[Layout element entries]

— begin —

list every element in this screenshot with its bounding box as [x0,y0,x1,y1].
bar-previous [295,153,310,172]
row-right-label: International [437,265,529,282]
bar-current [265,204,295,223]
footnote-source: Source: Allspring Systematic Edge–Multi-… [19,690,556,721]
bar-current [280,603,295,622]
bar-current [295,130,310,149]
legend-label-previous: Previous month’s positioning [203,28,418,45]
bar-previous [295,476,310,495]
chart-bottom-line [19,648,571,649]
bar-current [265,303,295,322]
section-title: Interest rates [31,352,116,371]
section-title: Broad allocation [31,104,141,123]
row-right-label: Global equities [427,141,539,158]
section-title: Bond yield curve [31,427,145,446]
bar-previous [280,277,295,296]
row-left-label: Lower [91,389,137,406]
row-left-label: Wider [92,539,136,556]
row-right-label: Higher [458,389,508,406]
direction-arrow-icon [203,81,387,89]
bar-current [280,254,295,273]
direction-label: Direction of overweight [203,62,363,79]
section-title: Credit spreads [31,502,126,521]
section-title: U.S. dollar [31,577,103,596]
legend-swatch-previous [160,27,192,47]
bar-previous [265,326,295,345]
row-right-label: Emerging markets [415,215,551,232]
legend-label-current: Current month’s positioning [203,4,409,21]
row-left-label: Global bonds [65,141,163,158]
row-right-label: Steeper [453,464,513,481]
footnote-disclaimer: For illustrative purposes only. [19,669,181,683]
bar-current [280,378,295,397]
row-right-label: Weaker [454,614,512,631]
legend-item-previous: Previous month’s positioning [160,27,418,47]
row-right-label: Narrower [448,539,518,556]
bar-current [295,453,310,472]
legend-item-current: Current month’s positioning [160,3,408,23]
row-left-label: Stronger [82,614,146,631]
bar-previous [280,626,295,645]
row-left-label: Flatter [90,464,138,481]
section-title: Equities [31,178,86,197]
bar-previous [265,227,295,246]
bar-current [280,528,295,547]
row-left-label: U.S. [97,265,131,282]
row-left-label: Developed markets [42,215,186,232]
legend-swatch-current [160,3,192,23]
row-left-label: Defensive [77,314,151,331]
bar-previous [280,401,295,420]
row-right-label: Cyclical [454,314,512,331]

— end —

GIVEN PROBLEM: Update the rows from the start through the line containing "section-title: Interest rates", replacing "bar-previous" with "bar-prior" and leaving everything else unchanged.

PROBLEM SOLUTION:
list every element in this screenshot with its bounding box as [x0,y0,x1,y1].
bar-prior [295,153,310,172]
row-right-label: International [437,265,529,282]
bar-current [265,204,295,223]
footnote-source: Source: Allspring Systematic Edge–Multi-… [19,690,556,721]
bar-current [280,603,295,622]
bar-current [295,130,310,149]
legend-label-previous: Previous month’s positioning [203,28,418,45]
bar-prior [295,476,310,495]
chart-bottom-line [19,648,571,649]
bar-current [265,303,295,322]
section-title: Interest rates [31,352,116,371]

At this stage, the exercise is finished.